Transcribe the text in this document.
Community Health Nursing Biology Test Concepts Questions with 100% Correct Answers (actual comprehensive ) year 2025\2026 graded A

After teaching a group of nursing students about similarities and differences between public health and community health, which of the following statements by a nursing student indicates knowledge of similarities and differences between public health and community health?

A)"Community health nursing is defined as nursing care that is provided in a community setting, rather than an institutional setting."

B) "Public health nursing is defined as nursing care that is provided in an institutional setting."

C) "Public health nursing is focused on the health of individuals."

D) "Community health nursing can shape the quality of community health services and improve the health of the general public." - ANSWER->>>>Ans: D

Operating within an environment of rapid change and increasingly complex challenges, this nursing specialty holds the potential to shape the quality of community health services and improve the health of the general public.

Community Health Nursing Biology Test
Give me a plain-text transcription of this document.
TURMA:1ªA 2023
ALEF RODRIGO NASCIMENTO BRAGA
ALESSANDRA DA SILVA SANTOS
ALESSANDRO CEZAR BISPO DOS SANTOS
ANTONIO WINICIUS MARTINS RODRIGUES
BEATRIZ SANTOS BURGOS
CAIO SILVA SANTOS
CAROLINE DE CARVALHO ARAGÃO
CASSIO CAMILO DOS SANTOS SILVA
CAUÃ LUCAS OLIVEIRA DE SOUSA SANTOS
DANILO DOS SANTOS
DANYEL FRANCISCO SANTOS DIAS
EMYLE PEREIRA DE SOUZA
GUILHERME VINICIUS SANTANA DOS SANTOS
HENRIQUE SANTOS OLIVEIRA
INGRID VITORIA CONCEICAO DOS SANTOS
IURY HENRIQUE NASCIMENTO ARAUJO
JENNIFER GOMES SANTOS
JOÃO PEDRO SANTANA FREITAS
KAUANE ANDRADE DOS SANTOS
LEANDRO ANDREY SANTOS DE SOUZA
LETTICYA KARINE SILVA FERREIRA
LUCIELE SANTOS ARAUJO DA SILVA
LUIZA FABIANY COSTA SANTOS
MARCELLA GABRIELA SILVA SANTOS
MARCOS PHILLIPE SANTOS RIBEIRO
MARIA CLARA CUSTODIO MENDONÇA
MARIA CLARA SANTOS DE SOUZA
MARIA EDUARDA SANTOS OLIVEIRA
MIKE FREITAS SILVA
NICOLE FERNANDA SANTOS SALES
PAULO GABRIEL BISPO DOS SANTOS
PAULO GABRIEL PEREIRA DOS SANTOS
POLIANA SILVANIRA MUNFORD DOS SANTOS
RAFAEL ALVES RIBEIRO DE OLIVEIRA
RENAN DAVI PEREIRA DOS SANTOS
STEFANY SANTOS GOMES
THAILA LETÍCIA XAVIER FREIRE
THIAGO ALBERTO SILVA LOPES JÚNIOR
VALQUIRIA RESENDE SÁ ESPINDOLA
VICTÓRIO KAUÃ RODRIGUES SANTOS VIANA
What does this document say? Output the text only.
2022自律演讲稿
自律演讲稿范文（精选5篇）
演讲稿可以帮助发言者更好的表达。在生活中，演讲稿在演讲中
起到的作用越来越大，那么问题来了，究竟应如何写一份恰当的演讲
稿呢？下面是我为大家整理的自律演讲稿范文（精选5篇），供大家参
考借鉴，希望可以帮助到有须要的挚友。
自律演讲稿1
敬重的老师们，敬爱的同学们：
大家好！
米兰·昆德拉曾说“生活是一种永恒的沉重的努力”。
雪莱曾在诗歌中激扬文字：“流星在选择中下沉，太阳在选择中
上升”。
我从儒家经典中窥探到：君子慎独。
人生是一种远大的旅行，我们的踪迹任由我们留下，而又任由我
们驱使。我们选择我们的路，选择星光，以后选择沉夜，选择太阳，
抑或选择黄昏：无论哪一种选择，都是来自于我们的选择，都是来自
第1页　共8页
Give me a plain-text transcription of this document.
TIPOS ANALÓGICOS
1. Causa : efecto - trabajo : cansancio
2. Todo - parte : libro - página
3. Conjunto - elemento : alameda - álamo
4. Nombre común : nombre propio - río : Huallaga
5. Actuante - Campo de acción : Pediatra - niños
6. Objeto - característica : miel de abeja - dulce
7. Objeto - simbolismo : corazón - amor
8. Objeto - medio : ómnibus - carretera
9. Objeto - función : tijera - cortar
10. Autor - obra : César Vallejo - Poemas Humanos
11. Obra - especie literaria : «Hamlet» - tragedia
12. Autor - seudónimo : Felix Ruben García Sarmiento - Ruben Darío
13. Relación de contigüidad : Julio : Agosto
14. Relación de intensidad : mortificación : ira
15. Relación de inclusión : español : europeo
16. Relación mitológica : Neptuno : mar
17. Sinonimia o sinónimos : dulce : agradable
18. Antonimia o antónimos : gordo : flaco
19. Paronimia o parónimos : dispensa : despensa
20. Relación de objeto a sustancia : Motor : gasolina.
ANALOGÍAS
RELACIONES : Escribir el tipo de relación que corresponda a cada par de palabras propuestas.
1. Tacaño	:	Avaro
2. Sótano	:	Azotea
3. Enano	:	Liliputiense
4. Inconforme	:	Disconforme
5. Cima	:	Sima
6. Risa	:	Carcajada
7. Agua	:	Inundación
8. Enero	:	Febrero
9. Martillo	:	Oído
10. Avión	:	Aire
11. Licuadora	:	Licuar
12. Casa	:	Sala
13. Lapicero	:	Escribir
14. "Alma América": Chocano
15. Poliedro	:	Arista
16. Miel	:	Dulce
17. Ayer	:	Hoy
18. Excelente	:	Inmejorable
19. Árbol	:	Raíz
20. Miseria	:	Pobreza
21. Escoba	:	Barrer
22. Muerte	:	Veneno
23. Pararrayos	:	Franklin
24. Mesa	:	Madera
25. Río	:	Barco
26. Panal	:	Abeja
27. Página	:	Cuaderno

Request:
Repeat all the entries word for word.

Task output:
Transcribe the text in this document.
Community Health Nursing Biology Test Concepts Questions with 100% Correct Answers (actual comprehensive ) year 2025\2026 graded A

After teaching a group of nursing students about similarities and differences between public health and community health, which of the following statements by a nursing student indicates knowledge of similarities and differences between public health and community health?

A)"Community health nursing is defined as nursing care that is provided in a community setting, rather than an institutional setting."

B) "Public health nursing is defined as nursing care that is provided in an institutional setting."

C) "Public health nursing is focused on the health of individuals."

D) "Community health nursing can shape the quality of community health services and improve the health of the general public." - ANSWER->>>>Ans: D

Operating within an environment of rapid change and increasingly complex challenges, this nursing specialty holds the potential to shape the quality of community health services and improve the health of the general public.

Community Health Nursing Biology Test
Give me a plain-text transcription of this document.
TURMA:1ªA 2023
ALEF RODRIGO NASCIMENTO BRAGA
ALESSANDRA DA SILVA SANTOS
ALESSANDRO CEZAR BISPO DOS SANTOS
ANTONIO WINICIUS MARTINS RODRIGUES
BEATRIZ SANTOS BURGOS
CAIO SILVA SANTOS
CAROLINE DE CARVALHO ARAGÃO
CASSIO CAMILO DOS SANTOS SILVA
CAUÃ LUCAS OLIVEIRA DE SOUSA SANTOS
DANILO DOS SANTOS
DANYEL FRANCISCO SANTOS DIAS
EMYLE PEREIRA DE SOUZA
GUILHERME VINICIUS SANTANA DOS SANTOS
HENRIQUE SANTOS OLIVEIRA
INGRID VITORIA CONCEICAO DOS SANTOS
IURY HENRIQUE NASCIMENTO ARAUJO
JENNIFER GOMES SANTOS
JOÃO PEDRO SANTANA FREITAS
KAUANE ANDRADE DOS SANTOS
LEANDRO ANDREY SANTOS DE SOUZA
LETTICYA KARINE SILVA FERREIRA
LUCIELE SANTOS ARAUJO DA SILVA
LUIZA FABIANY COSTA SANTOS
MARCELLA GABRIELA SILVA SANTOS
MARCOS PHILLIPE SANTOS RIBEIRO
MARIA CLARA CUSTODIO MENDONÇA
MARIA CLARA SANTOS DE SOUZA
MARIA EDUARDA SANTOS OLIVEIRA
MIKE FREITAS SILVA
NICOLE FERNANDA SANTOS SALES
PAULO GABRIEL BISPO DOS SANTOS
PAULO GABRIEL PEREIRA DOS SANTOS
POLIANA SILVANIRA MUNFORD DOS SANTOS
RAFAEL ALVES RIBEIRO DE OLIVEIRA
RENAN DAVI PEREIRA DOS SANTOS
STEFANY SANTOS GOMES
THAILA LETÍCIA XAVIER FREIRE
THIAGO ALBERTO SILVA LOPES JÚNIOR
VALQUIRIA RESENDE SÁ ESPINDOLA
VICTÓRIO KAUÃ RODRIGUES SANTOS VIANA
What does this document say? Output the text only.
2022自律演讲稿
自律演讲稿范文（精选5篇）
演讲稿可以帮助发言者更好的表达。在生活中，演讲稿在演讲中
起到的作用越来越大，那么问题来了，究竟应如何写一份恰当的演讲
稿呢？下面是我为大家整理的自律演讲稿范文（精选5篇），供大家参
考借鉴，希望可以帮助到有须要的挚友。
自律演讲稿1
敬重的老师们，敬爱的同学们：
大家好！
米兰·昆德拉曾说“生活是一种永恒的沉重的努力”。
雪莱曾在诗歌中激扬文字：“流星在选择中下沉，太阳在选择中
上升”。
我从儒家经典中窥探到：君子慎独。
人生是一种远大的旅行，我们的踪迹任由我们留下，而又任由我
们驱使。我们选择我们的路，选择星光，以后选择沉夜，选择太阳，
抑或选择黄昏：无论哪一种选择，都是来自于我们的选择，都是来自
第1页　共8页
Give me a plain-text transcription of this document.
TIPOS ANALÓGICOS
1. Causa : efecto - trabajo : cansancio
2. Todo - parte : libro - página
3. Conjunto - elemento : alameda - álamo
4. Nombre común : nombre propio - río : Huallaga
5. Actuante - Campo de acción : Pediatra - niños
6. Objeto - característica : miel de abeja - dulce
7. Objeto - simbolismo : corazón - amor
8. Objeto - medio : ómnibus - carretera
9. Objeto - función : tijera - cortar
10. Autor - obra : César Vallejo - Poemas Humanos
11. Obra - especie literaria : «Hamlet» - tragedia
12. Autor - seudónimo : Felix Ruben García Sarmiento - Ruben Darío
13. Relación de contigüidad : Julio : Agosto
14. Relación de intensidad : mortificación : ira
15. Relación de inclusión : español : europeo
16. Relación mitológica : Neptuno : mar
17. Sinonimia o sinónimos : dulce : agradable
18. Antonimia o antónimos : gordo : flaco
19. Paronimia o parónimos : dispensa : despensa
20. Relación de objeto a sustancia : Motor : gasolina.
ANALOGÍAS
RELACIONES : Escribir el tipo de relación que corresponda a cada par de palabras propuestas.
1. Tacaño	:	Avaro
2. Sótano	:	Azotea
3. Enano	:	Liliputiense
4. Inconforme	:	Disconforme
5. Cima	:	Sima
6. Risa	:	Carcajada
7. Agua	:	Inundación
8. Enero	:	Febrero
9. Martillo	:	Oído
10. Avión	:	Aire
11. Licuadora	:	Licuar
12. Casa	:	Sala
13. Lapicero	:	Escribir
14. "Alma América": Chocano
15. Poliedro	:	Arista
16. Miel	:	Dulce
17. Ayer	:	Hoy
18. Excelente	:	Inmejorable
19. Árbol	:	Raíz
20. Miseria	:	Pobreza
21. Escoba	:	Barrer
22. Muerte	:	Veneno
23. Pararrayos	:	Franklin
24. Mesa	:	Madera
25. Río	:	Barco
26. Panal	:	Abeja
27. Página	:	Cuaderno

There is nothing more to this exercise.